- _GIVEN ENTRIES_
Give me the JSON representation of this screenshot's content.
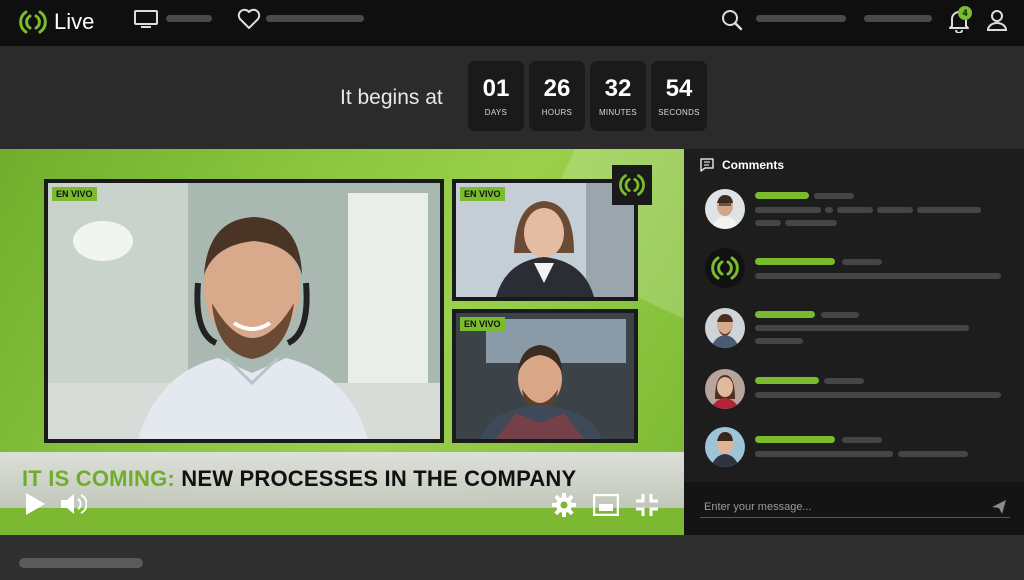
{
  "app": {
    "name": "Live",
    "notification_count": "4"
  },
  "countdown": {
    "intro": "It begins at",
    "units": [
      {
        "value": "01",
        "label": "DAYS"
      },
      {
        "value": "26",
        "label": "HOURS"
      },
      {
        "value": "32",
        "label": "MINUTES"
      },
      {
        "value": "54",
        "label": "SECONDS"
      }
    ]
  },
  "video": {
    "tags": [
      "EN VIVO",
      "EN VIVO",
      "EN VIVO"
    ],
    "caption_highlight": "IT IS COMING:",
    "caption_rest": "NEW PROCESSES IN THE COMPANY"
  },
  "comments": {
    "title": "Comments",
    "placeholder": "Enter your message..."
  },
  "colors": {
    "accent": "#7bbb2e",
    "topbar": "#0f0f0f",
    "sidebar": "#1d1d1d"
  },
  "icons": [
    "live-logo-icon",
    "tv-icon",
    "heart-icon",
    "search-icon",
    "bell-icon",
    "user-icon",
    "comment-icon",
    "play-icon",
    "volume-icon",
    "settings-icon",
    "miniplayer-icon",
    "exit-fullscreen-icon",
    "send-icon"
  ]
}
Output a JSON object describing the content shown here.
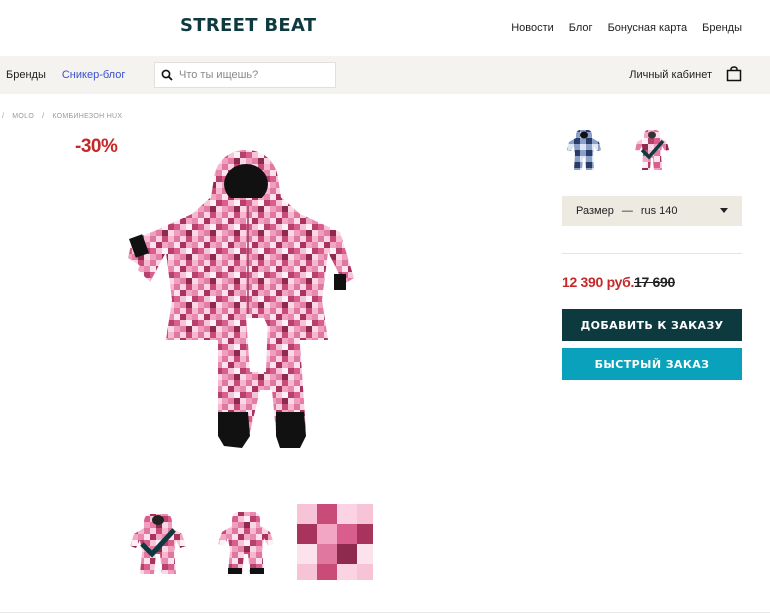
{
  "header": {
    "logo": "STREET BEAT",
    "nav": [
      "Новости",
      "Блог",
      "Бонусная карта",
      "Бренды"
    ]
  },
  "subnav": {
    "brands": "Бренды",
    "sneaker_blog": "Сникер-блог",
    "search_placeholder": "Что ты ищешь?",
    "cabinet": "Личный кабинет"
  },
  "breadcrumb": [
    "/",
    "MOLO",
    "/",
    "КОМБИНЕЗОН HUX"
  ],
  "product": {
    "discount": "-30%",
    "size_label": "Размер",
    "size_dash": "—",
    "size_value": "rus 140",
    "price": "12 390 руб.",
    "old_price": "17 690",
    "add_button": "ДОБАВИТЬ К ЗАКАЗУ",
    "quick_button": "БЫСТРЫЙ ЗАКАЗ"
  },
  "colors": {
    "brand_dark": "#0d3a3f",
    "accent_cyan": "#0aa1bd",
    "sale_red": "#c62828",
    "link_blue": "#3b4fd0"
  }
}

- _WHAT YOU NEED TO DO_
Reproduce the whole listing word for word, setting aside any pictures.

- _PROBLEM SOLUTION_
Give me the JSON representation of this screenshot's content.
{
  "app": {
    "name": "Live",
    "notification_count": "4"
  },
  "countdown": {
    "intro": "It begins at",
    "units": [
      {
        "value": "01",
        "label": "DAYS"
      },
      {
        "value": "26",
        "label": "HOURS"
      },
      {
        "value": "32",
        "label": "MINUTES"
      },
      {
        "value": "54",
        "label": "SECONDS"
      }
    ]
  },
  "video": {
    "tags": [
      "EN VIVO",
      "EN VIVO",
      "EN VIVO"
    ],
    "caption_highlight": "IT IS COMING:",
    "caption_rest": "NEW PROCESSES IN THE COMPANY"
  },
  "comments": {
    "title": "Comments",
    "placeholder": "Enter your message..."
  },
  "colors": {
    "accent": "#7bbb2e",
    "topbar": "#0f0f0f",
    "sidebar": "#1d1d1d"
  },
  "icons": [
    "live-logo-icon",
    "tv-icon",
    "heart-icon",
    "search-icon",
    "bell-icon",
    "user-icon",
    "comment-icon",
    "play-icon",
    "volume-icon",
    "settings-icon",
    "miniplayer-icon",
    "exit-fullscreen-icon",
    "send-icon"
  ]
}
Output a JSON object describing the content shown here.
{
  "header": {
    "logo": "STREET BEAT",
    "nav": [
      "Новости",
      "Блог",
      "Бонусная карта",
      "Бренды"
    ]
  },
  "subnav": {
    "brands": "Бренды",
    "sneaker_blog": "Сникер-блог",
    "search_placeholder": "Что ты ищешь?",
    "cabinet": "Личный кабинет"
  },
  "breadcrumb": [
    "/",
    "MOLO",
    "/",
    "КОМБИНЕЗОН HUX"
  ],
  "product": {
    "discount": "-30%",
    "size_label": "Размер",
    "size_dash": "—",
    "size_value": "rus 140",
    "price": "12 390 руб.",
    "old_price": "17 690",
    "add_button": "ДОБАВИТЬ К ЗАКАЗУ",
    "quick_button": "БЫСТРЫЙ ЗАКАЗ"
  },
  "colors": {
    "brand_dark": "#0d3a3f",
    "accent_cyan": "#0aa1bd",
    "sale_red": "#c62828",
    "link_blue": "#3b4fd0"
  }
}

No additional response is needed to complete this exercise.